── PROVIDED ENTRIES
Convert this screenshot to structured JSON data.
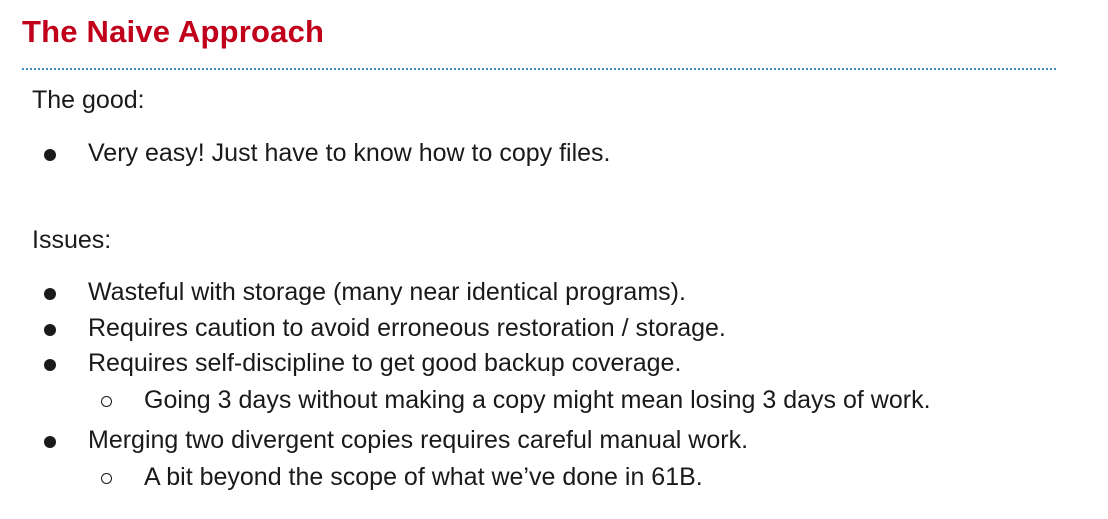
{
  "slide": {
    "title": "The Naive Approach",
    "good": {
      "heading": "The good:",
      "items": [
        "Very easy! Just have to know how to copy files."
      ]
    },
    "issues": {
      "heading": "Issues:",
      "items": [
        "Wasteful with storage (many near identical programs).",
        "Requires caution to avoid erroneous restoration / storage.",
        "Requires self-discipline to get good backup coverage.",
        "Merging two divergent copies requires careful manual work."
      ],
      "subitems": [
        "Going 3 days without making a copy might mean losing 3 days of work.",
        "A bit beyond the scope of what we’ve done in 61B."
      ]
    },
    "colors": {
      "title": "#c0001a",
      "divider": "#3a8fd0",
      "text": "#1a1a1a"
    }
  }
}
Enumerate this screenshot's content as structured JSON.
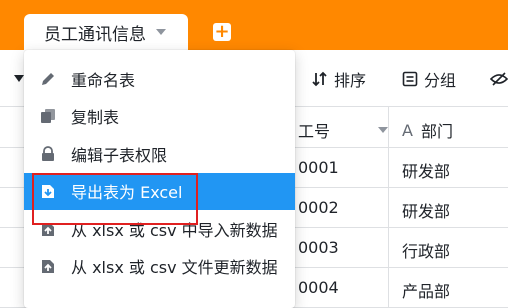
────
WRITTEN INSTRUCTION
Quote the material in full and exactly; do not carry over its pictures.

OUTPUT
Convert this screenshot to structured JSON data.
{
  "slide": {
    "title": "The Naive Approach",
    "good": {
      "heading": "The good:",
      "items": [
        "Very easy! Just have to know how to copy files."
      ]
    },
    "issues": {
      "heading": "Issues:",
      "items": [
        "Wasteful with storage (many near identical programs).",
        "Requires caution to avoid erroneous restoration / storage.",
        "Requires self-discipline to get good backup coverage.",
        "Merging two divergent copies requires careful manual work."
      ],
      "subitems": [
        "Going 3 days without making a copy might mean losing 3 days of work.",
        "A bit beyond the scope of what we’ve done in 61B."
      ]
    },
    "colors": {
      "title": "#c0001a",
      "divider": "#3a8fd0",
      "text": "#1a1a1a"
    }
  }
}
Enumerate this screenshot's content as structured JSON.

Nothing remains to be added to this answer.